TO DO: Write the records out again, precisely as they stand.

INFORMATION SHOWN:
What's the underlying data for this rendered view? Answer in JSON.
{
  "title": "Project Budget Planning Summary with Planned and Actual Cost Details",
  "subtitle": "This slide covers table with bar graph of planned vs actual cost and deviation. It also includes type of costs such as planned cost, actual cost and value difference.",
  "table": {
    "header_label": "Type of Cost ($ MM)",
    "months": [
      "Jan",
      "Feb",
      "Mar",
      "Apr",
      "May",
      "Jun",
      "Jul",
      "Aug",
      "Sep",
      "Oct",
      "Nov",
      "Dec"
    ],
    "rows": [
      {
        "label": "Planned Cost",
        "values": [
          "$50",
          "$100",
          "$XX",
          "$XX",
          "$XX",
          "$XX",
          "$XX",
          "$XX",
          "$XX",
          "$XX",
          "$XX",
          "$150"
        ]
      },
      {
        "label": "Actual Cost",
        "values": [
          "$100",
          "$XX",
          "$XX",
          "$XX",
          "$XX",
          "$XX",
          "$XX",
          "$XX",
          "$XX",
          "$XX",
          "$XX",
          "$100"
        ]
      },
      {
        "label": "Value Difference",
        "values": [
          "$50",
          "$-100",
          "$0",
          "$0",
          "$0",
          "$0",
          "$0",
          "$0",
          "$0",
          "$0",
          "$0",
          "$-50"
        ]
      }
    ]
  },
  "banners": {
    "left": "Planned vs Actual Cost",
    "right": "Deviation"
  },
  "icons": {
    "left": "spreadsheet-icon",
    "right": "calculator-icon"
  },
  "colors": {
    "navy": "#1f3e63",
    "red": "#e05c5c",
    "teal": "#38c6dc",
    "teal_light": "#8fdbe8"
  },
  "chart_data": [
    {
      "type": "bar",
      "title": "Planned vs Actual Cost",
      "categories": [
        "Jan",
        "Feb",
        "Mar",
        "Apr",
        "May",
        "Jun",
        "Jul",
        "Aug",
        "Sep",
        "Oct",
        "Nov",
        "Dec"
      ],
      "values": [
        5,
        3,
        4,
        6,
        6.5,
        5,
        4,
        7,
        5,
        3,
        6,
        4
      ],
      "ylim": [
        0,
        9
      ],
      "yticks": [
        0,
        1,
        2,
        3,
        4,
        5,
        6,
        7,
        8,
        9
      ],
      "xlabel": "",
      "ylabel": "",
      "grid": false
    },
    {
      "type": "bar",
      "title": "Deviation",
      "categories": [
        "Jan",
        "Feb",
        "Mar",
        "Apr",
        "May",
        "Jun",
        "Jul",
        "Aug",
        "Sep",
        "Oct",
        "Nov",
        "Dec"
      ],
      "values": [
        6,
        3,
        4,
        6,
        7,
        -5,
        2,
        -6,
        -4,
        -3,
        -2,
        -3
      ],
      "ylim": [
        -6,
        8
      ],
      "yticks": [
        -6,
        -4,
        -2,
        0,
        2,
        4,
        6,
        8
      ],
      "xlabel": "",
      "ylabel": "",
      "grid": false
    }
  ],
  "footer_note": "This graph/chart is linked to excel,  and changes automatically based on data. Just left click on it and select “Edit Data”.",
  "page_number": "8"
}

TASK ANSWER:
What's the underlying data for this rendered view? Answer in JSON.
{
  "title": "Project Budget Planning Summary with Planned and Actual Cost Details",
  "subtitle": "This slide covers table with bar graph of planned vs actual cost and deviation. It also includes type of costs such as planned cost, actual cost and value difference.",
  "table": {
    "header_label": "Type of Cost ($ MM)",
    "months": [
      "Jan",
      "Feb",
      "Mar",
      "Apr",
      "May",
      "Jun",
      "Jul",
      "Aug",
      "Sep",
      "Oct",
      "Nov",
      "Dec"
    ],
    "rows": [
      {
        "label": "Planned Cost",
        "values": [
          "$50",
          "$100",
          "$XX",
          "$XX",
          "$XX",
          "$XX",
          "$XX",
          "$XX",
          "$XX",
          "$XX",
          "$XX",
          "$150"
        ]
      },
      {
        "label": "Actual Cost",
        "values": [
          "$100",
          "$XX",
          "$XX",
          "$XX",
          "$XX",
          "$XX",
          "$XX",
          "$XX",
          "$XX",
          "$XX",
          "$XX",
          "$100"
        ]
      },
      {
        "label": "Value Difference",
        "values": [
          "$50",
          "$-100",
          "$0",
          "$0",
          "$0",
          "$0",
          "$0",
          "$0",
          "$0",
          "$0",
          "$0",
          "$-50"
        ]
      }
    ]
  },
  "banners": {
    "left": "Planned vs Actual Cost",
    "right": "Deviation"
  },
  "icons": {
    "left": "spreadsheet-icon",
    "right": "calculator-icon"
  },
  "colors": {
    "navy": "#1f3e63",
    "red": "#e05c5c",
    "teal": "#38c6dc",
    "teal_light": "#8fdbe8"
  },
  "chart_data": [
    {
      "type": "bar",
      "title": "Planned vs Actual Cost",
      "categories": [
        "Jan",
        "Feb",
        "Mar",
        "Apr",
        "May",
        "Jun",
        "Jul",
        "Aug",
        "Sep",
        "Oct",
        "Nov",
        "Dec"
      ],
      "values": [
        5,
        3,
        4,
        6,
        6.5,
        5,
        4,
        7,
        5,
        3,
        6,
        4
      ],
      "ylim": [
        0,
        9
      ],
      "yticks": [
        0,
        1,
        2,
        3,
        4,
        5,
        6,
        7,
        8,
        9
      ],
      "xlabel": "",
      "ylabel": "",
      "grid": false
    },
    {
      "type": "bar",
      "title": "Deviation",
      "categories": [
        "Jan",
        "Feb",
        "Mar",
        "Apr",
        "May",
        "Jun",
        "Jul",
        "Aug",
        "Sep",
        "Oct",
        "Nov",
        "Dec"
      ],
      "values": [
        6,
        3,
        4,
        6,
        7,
        -5,
        2,
        -6,
        -4,
        -3,
        -2,
        -3
      ],
      "ylim": [
        -6,
        8
      ],
      "yticks": [
        -6,
        -4,
        -2,
        0,
        2,
        4,
        6,
        8
      ],
      "xlabel": "",
      "ylabel": "",
      "grid": false
    }
  ],
  "footer_note": "This graph/chart is linked to excel,  and changes automatically based on data. Just left click on it and select “Edit Data”.",
  "page_number": "8"
}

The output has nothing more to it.